• Task requirements
Reproduce every entry exactly.
-- begin Provided information --
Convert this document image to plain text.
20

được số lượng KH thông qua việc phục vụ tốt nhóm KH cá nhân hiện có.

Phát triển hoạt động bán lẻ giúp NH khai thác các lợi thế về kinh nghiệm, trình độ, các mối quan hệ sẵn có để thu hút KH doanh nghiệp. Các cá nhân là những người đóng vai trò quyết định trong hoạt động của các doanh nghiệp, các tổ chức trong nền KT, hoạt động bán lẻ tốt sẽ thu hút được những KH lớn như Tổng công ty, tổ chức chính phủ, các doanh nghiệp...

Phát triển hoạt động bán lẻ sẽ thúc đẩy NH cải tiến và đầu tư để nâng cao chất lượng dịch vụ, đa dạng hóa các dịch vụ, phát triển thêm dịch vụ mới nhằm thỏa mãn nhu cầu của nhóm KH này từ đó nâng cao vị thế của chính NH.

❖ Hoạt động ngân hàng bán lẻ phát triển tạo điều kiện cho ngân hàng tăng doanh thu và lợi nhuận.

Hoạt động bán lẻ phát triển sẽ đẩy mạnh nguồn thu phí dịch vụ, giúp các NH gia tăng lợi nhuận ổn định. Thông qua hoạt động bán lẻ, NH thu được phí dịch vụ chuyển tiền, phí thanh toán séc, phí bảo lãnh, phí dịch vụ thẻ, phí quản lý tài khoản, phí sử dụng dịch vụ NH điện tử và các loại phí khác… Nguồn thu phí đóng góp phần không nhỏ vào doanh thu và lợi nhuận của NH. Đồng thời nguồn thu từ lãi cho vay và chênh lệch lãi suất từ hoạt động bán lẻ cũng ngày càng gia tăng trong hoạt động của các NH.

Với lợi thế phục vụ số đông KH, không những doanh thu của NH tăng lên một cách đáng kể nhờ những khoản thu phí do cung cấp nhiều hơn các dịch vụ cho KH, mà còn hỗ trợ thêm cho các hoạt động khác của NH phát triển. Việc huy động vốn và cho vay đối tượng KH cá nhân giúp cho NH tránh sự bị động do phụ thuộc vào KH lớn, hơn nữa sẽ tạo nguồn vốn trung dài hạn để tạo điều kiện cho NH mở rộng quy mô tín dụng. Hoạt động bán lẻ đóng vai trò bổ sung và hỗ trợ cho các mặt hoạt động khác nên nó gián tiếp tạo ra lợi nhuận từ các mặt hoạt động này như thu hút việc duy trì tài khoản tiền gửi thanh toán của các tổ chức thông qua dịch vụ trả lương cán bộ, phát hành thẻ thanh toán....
-- end Provided information --
• Worked answer
Convert this document image to plain text.
20

được số lượng KH thông qua việc phục vụ tốt nhóm KH cá nhân hiện có.

Phát triển hoạt động bán lẻ giúp NH khai thác các lợi thế về kinh nghiệm, trình độ, các mối quan hệ sẵn có để thu hút KH doanh nghiệp. Các cá nhân là những người đóng vai trò quyết định trong hoạt động của các doanh nghiệp, các tổ chức trong nền KT, hoạt động bán lẻ tốt sẽ thu hút được những KH lớn như Tổng công ty, tổ chức chính phủ, các doanh nghiệp...

Phát triển hoạt động bán lẻ sẽ thúc đẩy NH cải tiến và đầu tư để nâng cao chất lượng dịch vụ, đa dạng hóa các dịch vụ, phát triển thêm dịch vụ mới nhằm thỏa mãn nhu cầu của nhóm KH này từ đó nâng cao vị thế của chính NH.

❖ Hoạt động ngân hàng bán lẻ phát triển tạo điều kiện cho ngân hàng tăng doanh thu và lợi nhuận.

Hoạt động bán lẻ phát triển sẽ đẩy mạnh nguồn thu phí dịch vụ, giúp các NH gia tăng lợi nhuận ổn định. Thông qua hoạt động bán lẻ, NH thu được phí dịch vụ chuyển tiền, phí thanh toán séc, phí bảo lãnh, phí dịch vụ thẻ, phí quản lý tài khoản, phí sử dụng dịch vụ NH điện tử và các loại phí khác… Nguồn thu phí đóng góp phần không nhỏ vào doanh thu và lợi nhuận của NH. Đồng thời nguồn thu từ lãi cho vay và chênh lệch lãi suất từ hoạt động bán lẻ cũng ngày càng gia tăng trong hoạt động của các NH.

Với lợi thế phục vụ số đông KH, không những doanh thu của NH tăng lên một cách đáng kể nhờ những khoản thu phí do cung cấp nhiều hơn các dịch vụ cho KH, mà còn hỗ trợ thêm cho các hoạt động khác của NH phát triển. Việc huy động vốn và cho vay đối tượng KH cá nhân giúp cho NH tránh sự bị động do phụ thuộc vào KH lớn, hơn nữa sẽ tạo nguồn vốn trung dài hạn để tạo điều kiện cho NH mở rộng quy mô tín dụng. Hoạt động bán lẻ đóng vai trò bổ sung và hỗ trợ cho các mặt hoạt động khác nên nó gián tiếp tạo ra lợi nhuận từ các mặt hoạt động này như thu hút việc duy trì tài khoản tiền gửi thanh toán của các tổ chức thông qua dịch vụ trả lương cán bộ, phát hành thẻ thanh toán....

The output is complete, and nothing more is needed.